Given task
Check each line of the listing below for the string "здание", and copy the ones that have it.

(Dataset items)
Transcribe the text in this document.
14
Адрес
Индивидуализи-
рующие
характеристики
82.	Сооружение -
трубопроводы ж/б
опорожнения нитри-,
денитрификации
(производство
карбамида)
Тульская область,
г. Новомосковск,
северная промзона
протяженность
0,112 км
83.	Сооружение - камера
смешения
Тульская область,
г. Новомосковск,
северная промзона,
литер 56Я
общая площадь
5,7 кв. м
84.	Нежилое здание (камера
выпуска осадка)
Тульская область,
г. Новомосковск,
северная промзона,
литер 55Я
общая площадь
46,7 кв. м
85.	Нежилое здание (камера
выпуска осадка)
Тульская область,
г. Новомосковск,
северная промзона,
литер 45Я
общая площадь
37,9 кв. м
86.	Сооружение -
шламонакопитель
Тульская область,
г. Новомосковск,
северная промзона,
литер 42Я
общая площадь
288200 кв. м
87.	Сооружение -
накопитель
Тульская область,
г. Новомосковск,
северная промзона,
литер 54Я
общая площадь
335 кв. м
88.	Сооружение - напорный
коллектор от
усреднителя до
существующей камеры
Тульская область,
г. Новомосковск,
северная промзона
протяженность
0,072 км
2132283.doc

Output of the task
84.	Нежилое здание (камера
85.	Нежилое здание (камера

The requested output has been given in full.